Problem statement:
Quote, word for word, the line containing "What does this" and all lines that follow it to the end of the records, with no pictures.

--- START OF Supplied information ---

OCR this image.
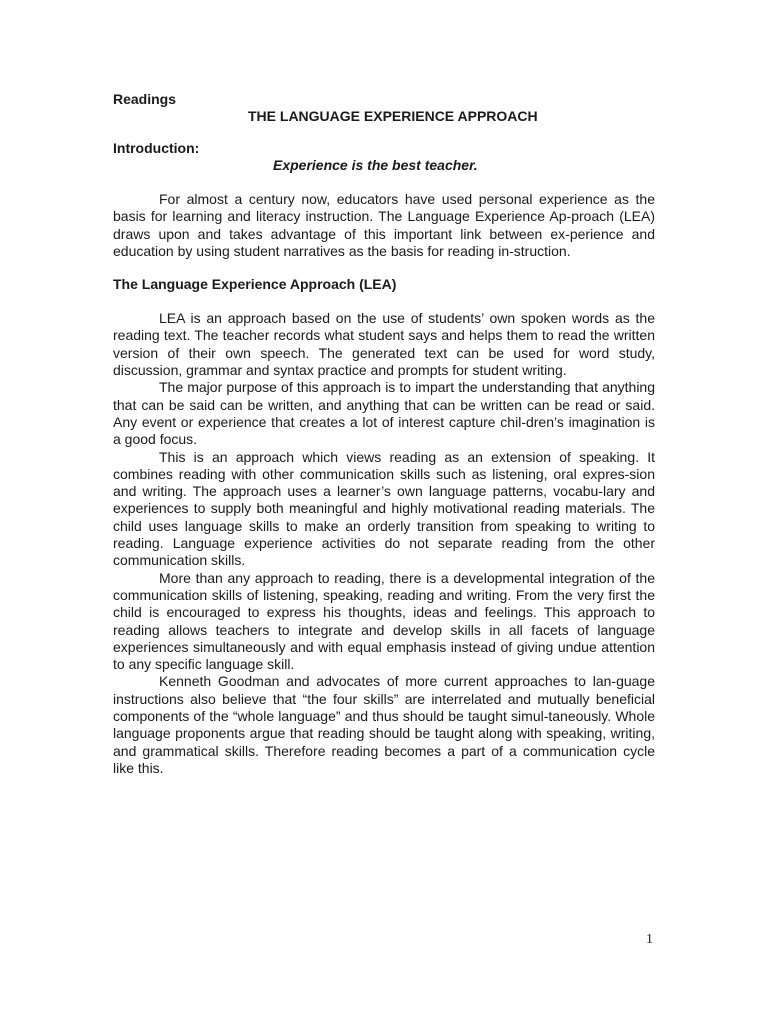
Readings

THE LANGUAGE EXPERIENCE APPROACH

Introduction:

Experience is the best teacher.

For almost a century now, educators have used personal experience as the basis for learning and literacy instruction. The Language Experience Ap-proach (LEA) draws upon and takes advantage of this important link between ex-perience and education by using student narratives as the basis for reading in-struction.

The Language Experience Approach (LEA)

LEA is an approach based on the use of students’ own spoken words as the reading text. The teacher records what student says and helps them to read the written version of their own speech. The generated text can be used for word study, discussion, grammar and syntax practice and prompts for student writing.

The major purpose of this approach is to impart the understanding that anything that can be said can be written, and anything that can be written can be read or said. Any event or experience that creates a lot of interest capture chil-dren’s imagination is a good focus.

This is an approach which views reading as an extension of speaking. It combines reading with other communication skills such as listening, oral expres-sion and writing. The approach uses a learner’s own language patterns, vocabu-lary and experiences to supply both meaningful and highly motivational reading materials. The child uses language skills to make an orderly transition from speaking to writing to reading. Language experience activities do not separate reading from the other communication skills.

More than any approach to reading, there is a developmental integration of the communication skills of listening, speaking, reading and writing. From the very first the child is encouraged to express his thoughts, ideas and feelings. This approach to reading allows teachers to integrate and develop skills in all facets of language experiences simultaneously and with equal emphasis instead of giving undue attention to any specific language skill.

Kenneth Goodman and advocates of more current approaches to lan-guage instructions also believe that “the four skills” are interrelated and mutually beneficial components of the “whole language” and thus should be taught simul-taneously. Whole language proponents argue that reading should be taught along with speaking, writing, and grammatical skills. Therefore reading becomes a part of a communication cycle like this.

1
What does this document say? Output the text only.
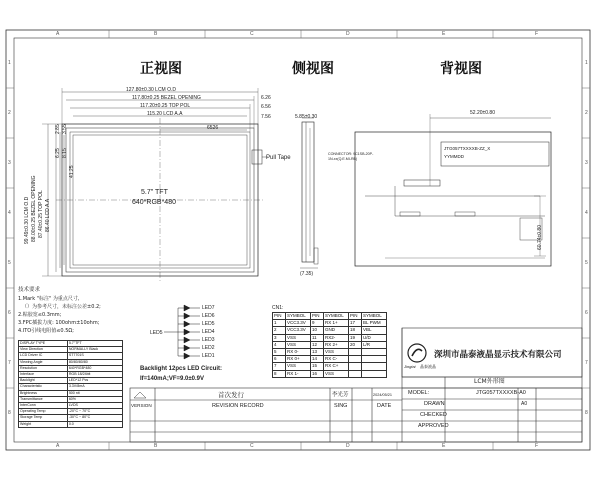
A	B	C	D	E	F
A	B	C	D	E	F
1
2
3
4
5
6
7
8
1
2
3
4
5
6
7
8
正视图	侧视图	背视图
127.80±0.30 LCM O.D
117.80±0.25 BEZEL OPENING
117.20±0.25 TOP POL
115.20 LCD A.A
6526
6.26
6.56
7.56
99.49±0.30 LCM O.D 88.00±0.25 BEZEL OPENING 87.40±0.25 TOP POL 86.40 LCD A.A
2.85 3.55
6.25 8.15
41.25
5.7" TFT
640*RGB*480
Pull Tape
5.85±0.30
(7.35)
52.20±0.80
60.74±0.80
CONNECTOR: 9C1SB-20P-1N-xx(Q.E.MI-RB)
JTG057TXXXXB-ZZ_X
YYMMDD
技术要求
1.Mark "标注" 为重点尺寸,
（）为参考尺寸，未标注公差±0.2;
2.粘胶宽≤0.3mm;
3.FPC插拔力度: 100ohm±10ohm;
4.ITO引线电阻值≤0.5Ω;
DISPLAY TYPE	5.7"TFT
View Direction	NORMALLY Black
LCD Driver IC	ST7701S
Viewing Angle	80/80/80/80
Resolution	640*RGB*480
Interface	RGB 18/24bit
Backlight	LED*12 Pcs
Characteristic	3.3V/8mA
Brightness	500 nit
Transmittance	60%
InterConn	LVDS
Operating Temp	-20°C ~ 70°C
Storage Temp	-30°C ~ 80°C
Weight	0.0
LED5
LED7
LED6
LED5
LED4
LED3
LED2
LED1
Backlight 12pcs LED Circuit:
If=140mA;VF=9.0±0.9V
CN1:
PIN	SYMBOL	PIN	SYMBOL	PIN	SYMBOL
1	VCC3.3V	9	RX 1+	17	BL PWM
2	VCC3.3V	10	GND	18	VBL
3	VSS	11	RX2-	19	U/D
4	VSS	12	RX 2+	20	L/R
5	RX 0-	13	VSS		
6	RX 0+	14	RX C-		
7	VSS	15	RX C+		
8	RX 1-	16	VSS		
Jingtai 晶泰液晶
深圳市晶泰液晶显示技术有限公司
LCM外形图
MODEL:	JTG057TXXXXB-A0
DRAWN
CHECKED
APPROVED
首次发行	李光芳	2024/05/21
VERSION	REVISION RECORD	SING	DATE	A0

--- END OF Supplied information ---

Correct output:
What does this document say? Output the text only.
A	B	C	D	E	F
A	B	C	D	E	F
1
2
3
4
5
6
7
8
1
2
3
4
5
6
7
8
正视图	侧视图	背视图
127.80±0.30 LCM O.D
117.80±0.25 BEZEL OPENING
117.20±0.25 TOP POL
115.20 LCD A.A
6526
6.26
6.56
7.56
99.49±0.30 LCM O.D 88.00±0.25 BEZEL OPENING 87.40±0.25 TOP POL 86.40 LCD A.A
2.85 3.55
6.25 8.15
41.25
5.7" TFT
640*RGB*480
Pull Tape
5.85±0.30
(7.35)
52.20±0.80
60.74±0.80
CONNECTOR: 9C1SB-20P-1N-xx(Q.E.MI-RB)
JTG057TXXXXB-ZZ_X
YYMMDD
技术要求
1.Mark "标注" 为重点尺寸,
（）为参考尺寸，未标注公差±0.2;
2.粘胶宽≤0.3mm;
3.FPC插拔力度: 100ohm±10ohm;
4.ITO引线电阻值≤0.5Ω;
DISPLAY TYPE	5.7"TFT
View Direction	NORMALLY Black
LCD Driver IC	ST7701S
Viewing Angle	80/80/80/80
Resolution	640*RGB*480
Interface	RGB 18/24bit
Backlight	LED*12 Pcs
Characteristic	3.3V/8mA
Brightness	500 nit
Transmittance	60%
InterConn	LVDS
Operating Temp	-20°C ~ 70°C
Storage Temp	-30°C ~ 80°C
Weight	0.0
LED5
LED7
LED6
LED5
LED4
LED3
LED2
LED1
Backlight 12pcs LED Circuit:
If=140mA;VF=9.0±0.9V
CN1:
PIN	SYMBOL	PIN	SYMBOL	PIN	SYMBOL
1	VCC3.3V	9	RX 1+	17	BL PWM
2	VCC3.3V	10	GND	18	VBL
3	VSS	11	RX2-	19	U/D
4	VSS	12	RX 2+	20	L/R
5	RX 0-	13	VSS		
6	RX 0+	14	RX C-		
7	VSS	15	RX C+		
8	RX 1-	16	VSS		
Jingtai 晶泰液晶
深圳市晶泰液晶显示技术有限公司
LCM外形图
MODEL:	JTG057TXXXXB-A0
DRAWN
CHECKED
APPROVED
首次发行	李光芳	2024/05/21
VERSION	REVISION RECORD	SING	DATE	A0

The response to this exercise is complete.